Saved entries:
====

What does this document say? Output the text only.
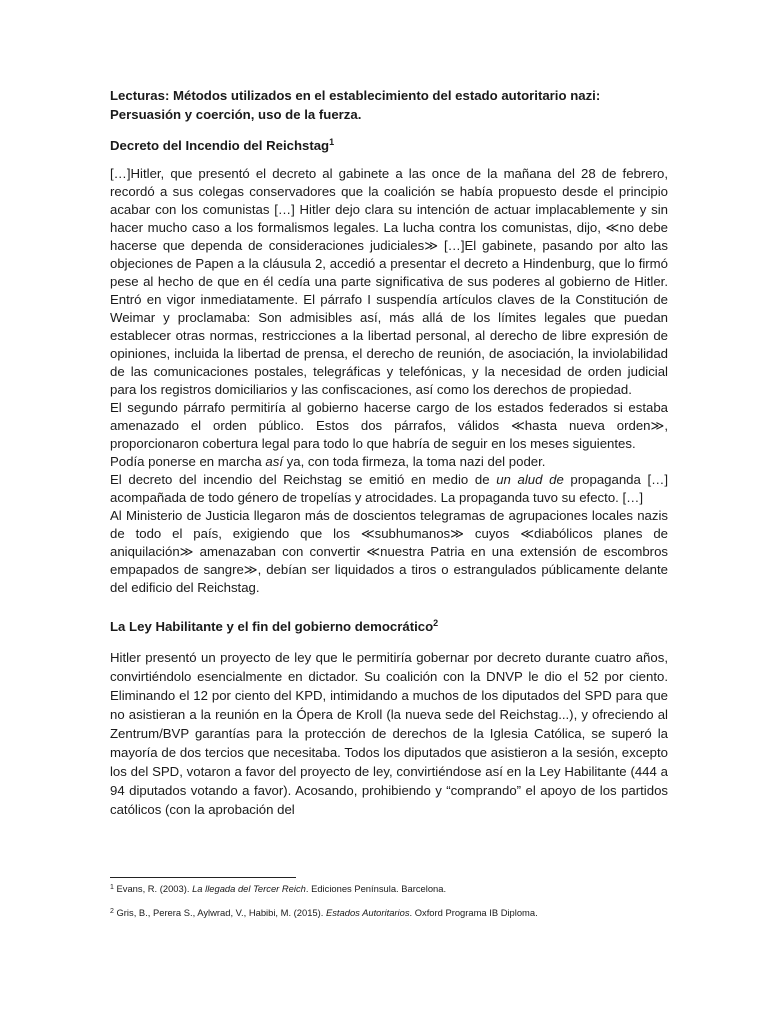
Lecturas: Métodos utilizados en el establecimiento del estado autoritario nazi:
Persuasión y coerción, uso de la fuerza.
Decreto del Incendio del Reichstag$^1$

[…]Hitler, que presentó el decreto al gabinete a las once de la mañana del 28 de febrero, recordó a sus colegas conservadores que la coalición se había propuesto desde el principio acabar con los comunistas […] Hitler dejo clara su intención de actuar implacablemente y sin hacer mucho caso a los formalismos legales. La lucha contra los comunistas, dijo, ≪no debe hacerse que dependa de consideraciones judiciales≫ […]El gabinete, pasando por alto las objeciones de Papen a la cláusula 2, accedió a presentar el decreto a Hindenburg, que lo firmó pese al hecho de que en él cedía una parte significativa de sus poderes al gobierno de Hitler. Entró en vigor inmediatamente. El párrafo I suspendía artículos claves de la Constitución de Weimar y proclamaba: Son admisibles así, más allá de los límites legales que puedan establecer otras normas, restricciones a la libertad personal, al derecho de libre expresión de opiniones, incluida la libertad de prensa, el derecho de reunión, de asociación, la inviolabilidad de las comunicaciones postales, telegráficas y telefónicas, y la necesidad de orden judicial para los registros domiciliarios y las confiscaciones, así como los derechos de propiedad.

El segundo párrafo permitiría al gobierno hacerse cargo de los estados federados si estaba amenazado el orden público. Estos dos párrafos, válidos ≪hasta nueva orden≫, proporcionaron cobertura legal para todo lo que habría de seguir en los meses siguientes.

Podía ponerse en marcha así ya, con toda firmeza, la toma nazi del poder.

El decreto del incendio del Reichstag se emitió en medio de un alud de propaganda […] acompañada de todo género de tropelías y atrocidades. La propaganda tuvo su efecto. […]

Al Ministerio de Justicia llegaron más de doscientos telegramas de agrupaciones locales nazis de todo el país, exigiendo que los ≪subhumanos≫ cuyos ≪diabólicos planes de aniquilación≫ amenazaban con convertir ≪nuestra Patria en una extensión de escombros empapados de sangre≫, debían ser liquidados a tiros o estrangulados públicamente delante del edificio del Reichstag.

La Ley Habilitante y el fin del gobierno democrático$^2$

Hitler presentó un proyecto de ley que le permitiría gobernar por decreto durante cuatro años, convirtiéndolo esencialmente en dictador. Su coalición con la DNVP le dio el 52 por ciento. Eliminando el 12 por ciento del KPD, intimidando a muchos de los diputados del SPD para que no asistieran a la reunión en la Ópera de Kroll (la nueva sede del Reichstag...), y ofreciendo al Zentrum/BVP garantías para la protección de derechos de la Iglesia Católica, se superó la mayoría de dos tercios que necesitaba. Todos los diputados que asistieron a la sesión, excepto los del SPD, votaron a favor del proyecto de ley, convirtiéndose así en la Ley Habilitante (444 a 94 diputados votando a favor). Acosando, prohibiendo y “comprando” el apoyo de los partidos católicos (con la aprobación del

$^1$ Evans, R. (2003). La llegada del Tercer Reich. Ediciones Península. Barcelona.
$^2$ Gris, B., Perera S., Aylwrad, V., Habibi, M. (2015). Estados Autoritarios. Oxford Programa IB Diploma.
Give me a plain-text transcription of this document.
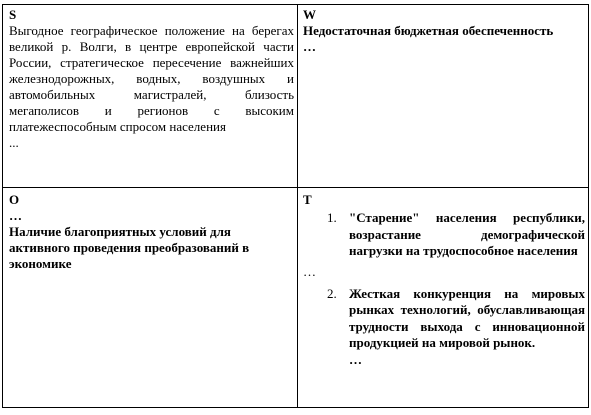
S
Выгодное географическое положение на берегах великой р. Волги, в центре европейской части России, стратегическое пересечение важнейших железнодорожных, водных, воздушных и автомобильных магистралей, близость мегаполисов и регионов с высоким платежеспособным спросом населения
...
W
Недостаточная бюджетная обеспеченность
…
O
…
Наличие благоприятных условий для активного проведения преобразований в экономике
T
1. "Старение" населения республики, возрастание демографической нагрузки на трудоспособное населения
…
2. Жесткая конкуренция на мировых рынках технологий, обуславливающая трудности выхода с инновационной продукцией на мировой рынок.
…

====

■ **Exercise instructions**
Search the data for the string "text". List each line that has it.

■ **Exercise answer**
What does this document say? Output the text only.
Give me a plain-text transcription of this document.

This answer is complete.